The request: Count how many lines mention the word "АЛЬБОМ". Write that number alone.

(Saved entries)
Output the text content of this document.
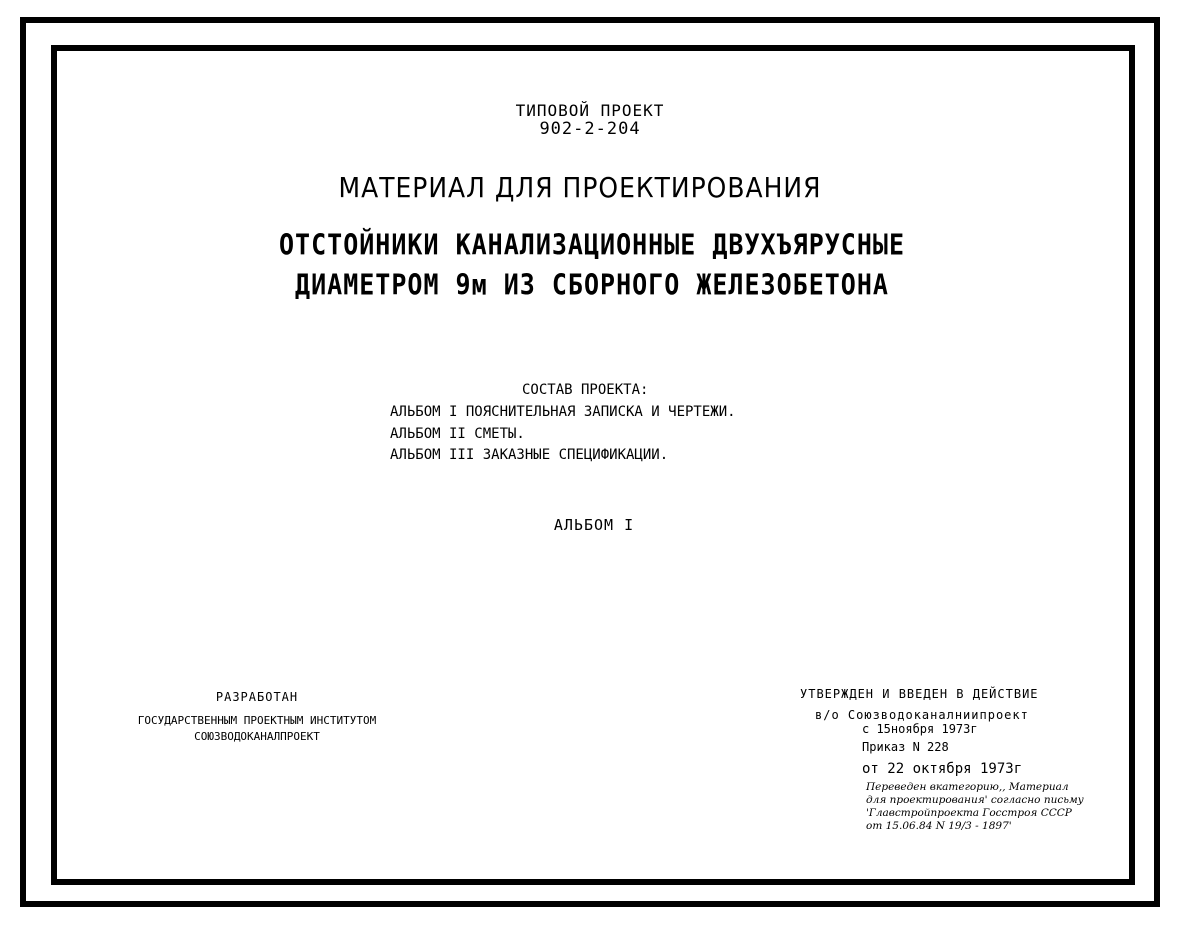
ТИПОВОЙ ПРОЕКТ
902-2-204
МАТЕРИАЛ ДЛЯ ПРОЕКТИРОВАНИЯ
ОТСТОЙНИКИ КАНАЛИЗАЦИОННЫЕ ДВУХЪЯРУСНЫЕ
ДИАМЕТРОМ 9м ИЗ СБОРНОГО ЖЕЛЕЗОБЕТОНА
СОСТАВ ПРОЕКТА:
АЛЬБОМ I ПОЯСНИТЕЛЬНАЯ ЗАПИСКА И ЧЕРТЕЖИ.
АЛЬБОМ II СМЕТЫ.
АЛЬБОМ III ЗАКАЗНЫЕ СПЕЦИФИКАЦИИ.
АЛЬБОМ I
РАЗРАБОТАН
ГОСУДАРСТВЕННЫМ ПРОЕКТНЫМ ИНСТИТУТОМ
СОЮЗВОДОКАНАЛПРОЕКТ
УТВЕРЖДЕН И ВВЕДЕН В ДЕЙСТВИЕ
в/о Союзводоканалниипроект
с 15ноября 1973г
Приказ N 228
от 22 октября 1973г
Переведен вкатегорию,, Материал
для проектирования' согласно письму
'Главстройпроекта Госстроя СССР
от 15.06.84 N 19/3 - 1897'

Exercise result: 4